### INPUT ROWS
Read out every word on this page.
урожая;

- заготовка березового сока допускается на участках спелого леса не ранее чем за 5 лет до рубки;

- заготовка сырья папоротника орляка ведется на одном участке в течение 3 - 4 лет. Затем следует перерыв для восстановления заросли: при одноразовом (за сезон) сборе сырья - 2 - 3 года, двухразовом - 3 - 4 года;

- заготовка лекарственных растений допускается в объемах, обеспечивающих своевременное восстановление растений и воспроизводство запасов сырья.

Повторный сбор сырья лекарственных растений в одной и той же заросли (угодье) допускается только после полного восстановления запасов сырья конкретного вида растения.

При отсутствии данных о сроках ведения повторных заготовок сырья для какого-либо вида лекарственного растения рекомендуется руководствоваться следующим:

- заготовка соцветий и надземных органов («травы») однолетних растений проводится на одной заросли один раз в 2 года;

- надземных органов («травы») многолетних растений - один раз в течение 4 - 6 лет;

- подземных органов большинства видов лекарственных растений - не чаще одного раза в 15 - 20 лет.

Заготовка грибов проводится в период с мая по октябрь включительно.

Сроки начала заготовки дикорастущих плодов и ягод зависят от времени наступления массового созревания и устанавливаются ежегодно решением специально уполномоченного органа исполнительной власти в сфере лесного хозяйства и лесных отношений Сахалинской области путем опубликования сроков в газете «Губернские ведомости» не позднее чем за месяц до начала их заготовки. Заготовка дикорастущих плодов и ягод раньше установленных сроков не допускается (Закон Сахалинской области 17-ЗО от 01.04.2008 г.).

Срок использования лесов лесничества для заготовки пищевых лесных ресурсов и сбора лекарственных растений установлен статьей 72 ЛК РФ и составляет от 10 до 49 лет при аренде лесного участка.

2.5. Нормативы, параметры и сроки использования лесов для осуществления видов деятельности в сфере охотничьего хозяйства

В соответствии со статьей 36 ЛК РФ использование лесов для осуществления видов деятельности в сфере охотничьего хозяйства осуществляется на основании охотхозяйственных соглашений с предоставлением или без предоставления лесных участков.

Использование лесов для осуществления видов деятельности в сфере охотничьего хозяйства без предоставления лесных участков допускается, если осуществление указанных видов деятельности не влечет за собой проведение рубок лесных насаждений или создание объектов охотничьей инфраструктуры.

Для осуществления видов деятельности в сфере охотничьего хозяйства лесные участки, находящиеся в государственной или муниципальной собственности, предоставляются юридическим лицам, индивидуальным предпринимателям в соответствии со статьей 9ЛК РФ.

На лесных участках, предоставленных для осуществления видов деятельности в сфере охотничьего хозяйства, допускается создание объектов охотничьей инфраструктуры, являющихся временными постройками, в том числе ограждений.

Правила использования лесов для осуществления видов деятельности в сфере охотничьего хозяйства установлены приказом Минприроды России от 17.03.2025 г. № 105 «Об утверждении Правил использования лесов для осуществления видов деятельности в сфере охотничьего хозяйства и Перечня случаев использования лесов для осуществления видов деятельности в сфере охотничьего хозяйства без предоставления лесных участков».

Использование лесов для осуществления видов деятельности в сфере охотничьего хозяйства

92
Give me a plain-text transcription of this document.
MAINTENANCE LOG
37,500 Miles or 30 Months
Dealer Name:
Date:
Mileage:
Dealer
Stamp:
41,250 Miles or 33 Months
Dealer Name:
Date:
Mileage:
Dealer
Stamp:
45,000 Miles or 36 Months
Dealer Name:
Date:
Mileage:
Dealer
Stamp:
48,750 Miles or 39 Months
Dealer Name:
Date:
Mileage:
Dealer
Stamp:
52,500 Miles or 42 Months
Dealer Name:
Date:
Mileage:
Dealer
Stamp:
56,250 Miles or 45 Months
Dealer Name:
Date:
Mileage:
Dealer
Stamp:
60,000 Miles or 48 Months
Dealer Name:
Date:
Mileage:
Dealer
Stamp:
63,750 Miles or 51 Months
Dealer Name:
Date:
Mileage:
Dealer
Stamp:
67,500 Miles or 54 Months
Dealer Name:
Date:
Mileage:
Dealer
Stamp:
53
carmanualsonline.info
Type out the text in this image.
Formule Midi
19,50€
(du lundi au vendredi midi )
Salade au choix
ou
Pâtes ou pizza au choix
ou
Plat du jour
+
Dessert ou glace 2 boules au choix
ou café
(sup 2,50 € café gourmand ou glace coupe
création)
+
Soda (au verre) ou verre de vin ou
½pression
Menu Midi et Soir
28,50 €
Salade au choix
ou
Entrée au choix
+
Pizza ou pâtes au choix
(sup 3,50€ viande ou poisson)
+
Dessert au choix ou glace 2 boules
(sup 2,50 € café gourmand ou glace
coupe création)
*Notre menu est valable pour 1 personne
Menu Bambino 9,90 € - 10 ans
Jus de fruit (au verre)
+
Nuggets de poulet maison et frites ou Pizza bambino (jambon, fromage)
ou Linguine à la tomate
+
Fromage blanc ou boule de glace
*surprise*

### EXERCISE REQUIREMENTS
Reproduce every entry shown above, precisely as it stands.

### EXERCISE SOLUTION
Read out every word on this page.
урожая;

- заготовка березового сока допускается на участках спелого леса не ранее чем за 5 лет до рубки;

- заготовка сырья папоротника орляка ведется на одном участке в течение 3 - 4 лет. Затем следует перерыв для восстановления заросли: при одноразовом (за сезон) сборе сырья - 2 - 3 года, двухразовом - 3 - 4 года;

- заготовка лекарственных растений допускается в объемах, обеспечивающих своевременное восстановление растений и воспроизводство запасов сырья.

Повторный сбор сырья лекарственных растений в одной и той же заросли (угодье) допускается только после полного восстановления запасов сырья конкретного вида растения.

При отсутствии данных о сроках ведения повторных заготовок сырья для какого-либо вида лекарственного растения рекомендуется руководствоваться следующим:

- заготовка соцветий и надземных органов («травы») однолетних растений проводится на одной заросли один раз в 2 года;

- надземных органов («травы») многолетних растений - один раз в течение 4 - 6 лет;

- подземных органов большинства видов лекарственных растений - не чаще одного раза в 15 - 20 лет.

Заготовка грибов проводится в период с мая по октябрь включительно.

Сроки начала заготовки дикорастущих плодов и ягод зависят от времени наступления массового созревания и устанавливаются ежегодно решением специально уполномоченного органа исполнительной власти в сфере лесного хозяйства и лесных отношений Сахалинской области путем опубликования сроков в газете «Губернские ведомости» не позднее чем за месяц до начала их заготовки. Заготовка дикорастущих плодов и ягод раньше установленных сроков не допускается (Закон Сахалинской области 17-ЗО от 01.04.2008 г.).

Срок использования лесов лесничества для заготовки пищевых лесных ресурсов и сбора лекарственных растений установлен статьей 72 ЛК РФ и составляет от 10 до 49 лет при аренде лесного участка.

2.5. Нормативы, параметры и сроки использования лесов для осуществления видов деятельности в сфере охотничьего хозяйства

В соответствии со статьей 36 ЛК РФ использование лесов для осуществления видов деятельности в сфере охотничьего хозяйства осуществляется на основании охотхозяйственных соглашений с предоставлением или без предоставления лесных участков.

Использование лесов для осуществления видов деятельности в сфере охотничьего хозяйства без предоставления лесных участков допускается, если осуществление указанных видов деятельности не влечет за собой проведение рубок лесных насаждений или создание объектов охотничьей инфраструктуры.

Для осуществления видов деятельности в сфере охотничьего хозяйства лесные участки, находящиеся в государственной или муниципальной собственности, предоставляются юридическим лицам, индивидуальным предпринимателям в соответствии со статьей 9ЛК РФ.

На лесных участках, предоставленных для осуществления видов деятельности в сфере охотничьего хозяйства, допускается создание объектов охотничьей инфраструктуры, являющихся временными постройками, в том числе ограждений.

Правила использования лесов для осуществления видов деятельности в сфере охотничьего хозяйства установлены приказом Минприроды России от 17.03.2025 г. № 105 «Об утверждении Правил использования лесов для осуществления видов деятельности в сфере охотничьего хозяйства и Перечня случаев использования лесов для осуществления видов деятельности в сфере охотничьего хозяйства без предоставления лесных участков».

Использование лесов для осуществления видов деятельности в сфере охотничьего хозяйства

92
Give me a plain-text transcription of this document.
MAINTENANCE LOG
37,500 Miles or 30 Months
Dealer Name:
Date:
Mileage:
Dealer
Stamp:
41,250 Miles or 33 Months
Dealer Name:
Date:
Mileage:
Dealer
Stamp:
45,000 Miles or 36 Months
Dealer Name:
Date:
Mileage:
Dealer
Stamp:
48,750 Miles or 39 Months
Dealer Name:
Date:
Mileage:
Dealer
Stamp:
52,500 Miles or 42 Months
Dealer Name:
Date:
Mileage:
Dealer
Stamp:
56,250 Miles or 45 Months
Dealer Name:
Date:
Mileage:
Dealer
Stamp:
60,000 Miles or 48 Months
Dealer Name:
Date:
Mileage:
Dealer
Stamp:
63,750 Miles or 51 Months
Dealer Name:
Date:
Mileage:
Dealer
Stamp:
67,500 Miles or 54 Months
Dealer Name:
Date:
Mileage:
Dealer
Stamp:
53
carmanualsonline.info
Type out the text in this image.
Formule Midi
19,50€
(du lundi au vendredi midi )
Salade au choix
ou
Pâtes ou pizza au choix
ou
Plat du jour
+
Dessert ou glace 2 boules au choix
ou café
(sup 2,50 € café gourmand ou glace coupe
création)
+
Soda (au verre) ou verre de vin ou
½pression
Menu Midi et Soir
28,50 €
Salade au choix
ou
Entrée au choix
+
Pizza ou pâtes au choix
(sup 3,50€ viande ou poisson)
+
Dessert au choix ou glace 2 boules
(sup 2,50 € café gourmand ou glace
coupe création)
*Notre menu est valable pour 1 personne
Menu Bambino 9,90 € - 10 ans
Jus de fruit (au verre)
+
Nuggets de poulet maison et frites ou Pizza bambino (jambon, fromage)
ou Linguine à la tomate
+
Fromage blanc ou boule de glace
*surprise*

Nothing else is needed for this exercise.